DO THIS → Find how many lines of the listing below include the word "screenshot", then report the number by itself.

-*-

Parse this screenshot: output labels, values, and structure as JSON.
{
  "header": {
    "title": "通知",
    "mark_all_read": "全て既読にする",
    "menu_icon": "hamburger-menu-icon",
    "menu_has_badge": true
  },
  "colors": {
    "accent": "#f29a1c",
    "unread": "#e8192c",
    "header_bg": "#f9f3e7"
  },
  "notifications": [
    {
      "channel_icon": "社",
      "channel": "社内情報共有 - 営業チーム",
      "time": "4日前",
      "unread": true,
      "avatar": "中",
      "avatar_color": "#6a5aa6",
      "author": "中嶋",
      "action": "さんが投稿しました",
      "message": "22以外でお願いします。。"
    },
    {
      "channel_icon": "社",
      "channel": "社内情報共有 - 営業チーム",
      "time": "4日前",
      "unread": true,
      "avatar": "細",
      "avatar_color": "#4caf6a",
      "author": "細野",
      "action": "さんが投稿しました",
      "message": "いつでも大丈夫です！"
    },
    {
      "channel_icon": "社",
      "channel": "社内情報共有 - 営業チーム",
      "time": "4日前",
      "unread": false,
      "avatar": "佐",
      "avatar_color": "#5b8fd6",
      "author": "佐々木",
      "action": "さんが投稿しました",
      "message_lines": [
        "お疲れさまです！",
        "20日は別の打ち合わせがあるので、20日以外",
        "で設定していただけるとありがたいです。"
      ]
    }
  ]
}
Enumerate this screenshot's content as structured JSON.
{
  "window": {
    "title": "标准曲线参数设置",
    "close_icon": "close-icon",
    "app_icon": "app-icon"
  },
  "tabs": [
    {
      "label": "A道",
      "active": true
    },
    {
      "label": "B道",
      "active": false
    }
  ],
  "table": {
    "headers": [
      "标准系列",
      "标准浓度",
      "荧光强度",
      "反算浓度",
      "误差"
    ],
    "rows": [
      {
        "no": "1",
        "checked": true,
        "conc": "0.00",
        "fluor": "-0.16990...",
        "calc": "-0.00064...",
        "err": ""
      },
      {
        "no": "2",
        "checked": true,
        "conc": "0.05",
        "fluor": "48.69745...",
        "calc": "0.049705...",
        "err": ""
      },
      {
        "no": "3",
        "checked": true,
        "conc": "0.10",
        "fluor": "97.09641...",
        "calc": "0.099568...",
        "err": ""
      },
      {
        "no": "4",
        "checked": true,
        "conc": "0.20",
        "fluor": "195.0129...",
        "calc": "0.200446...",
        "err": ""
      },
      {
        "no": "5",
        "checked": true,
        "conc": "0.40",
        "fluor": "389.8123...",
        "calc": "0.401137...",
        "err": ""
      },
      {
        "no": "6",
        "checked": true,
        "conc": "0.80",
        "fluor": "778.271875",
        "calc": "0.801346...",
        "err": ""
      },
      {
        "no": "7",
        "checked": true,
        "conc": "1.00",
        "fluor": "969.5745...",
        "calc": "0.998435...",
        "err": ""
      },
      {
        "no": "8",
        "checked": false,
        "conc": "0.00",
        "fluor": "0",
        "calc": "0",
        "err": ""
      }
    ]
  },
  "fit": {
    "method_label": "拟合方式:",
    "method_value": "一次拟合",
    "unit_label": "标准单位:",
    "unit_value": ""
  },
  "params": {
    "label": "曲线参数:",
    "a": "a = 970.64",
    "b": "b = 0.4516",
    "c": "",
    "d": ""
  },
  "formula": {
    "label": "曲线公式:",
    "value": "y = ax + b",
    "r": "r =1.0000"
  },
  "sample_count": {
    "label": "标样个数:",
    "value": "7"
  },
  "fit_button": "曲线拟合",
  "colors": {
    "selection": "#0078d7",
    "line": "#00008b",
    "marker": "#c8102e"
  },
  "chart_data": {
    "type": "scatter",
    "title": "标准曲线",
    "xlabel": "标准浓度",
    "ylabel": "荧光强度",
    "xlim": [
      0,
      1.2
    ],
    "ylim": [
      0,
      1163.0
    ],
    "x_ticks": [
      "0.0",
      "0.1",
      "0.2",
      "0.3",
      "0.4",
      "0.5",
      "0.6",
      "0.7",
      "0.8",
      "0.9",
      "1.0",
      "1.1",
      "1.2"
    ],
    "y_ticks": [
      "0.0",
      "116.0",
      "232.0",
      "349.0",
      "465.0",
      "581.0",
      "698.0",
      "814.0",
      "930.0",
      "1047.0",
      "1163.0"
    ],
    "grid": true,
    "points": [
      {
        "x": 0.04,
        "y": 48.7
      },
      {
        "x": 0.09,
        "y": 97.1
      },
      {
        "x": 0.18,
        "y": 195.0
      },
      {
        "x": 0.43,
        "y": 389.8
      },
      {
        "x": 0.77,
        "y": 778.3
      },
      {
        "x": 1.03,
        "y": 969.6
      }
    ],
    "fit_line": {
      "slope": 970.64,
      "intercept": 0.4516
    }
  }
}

-*-

CORRECT RESPONSE → 2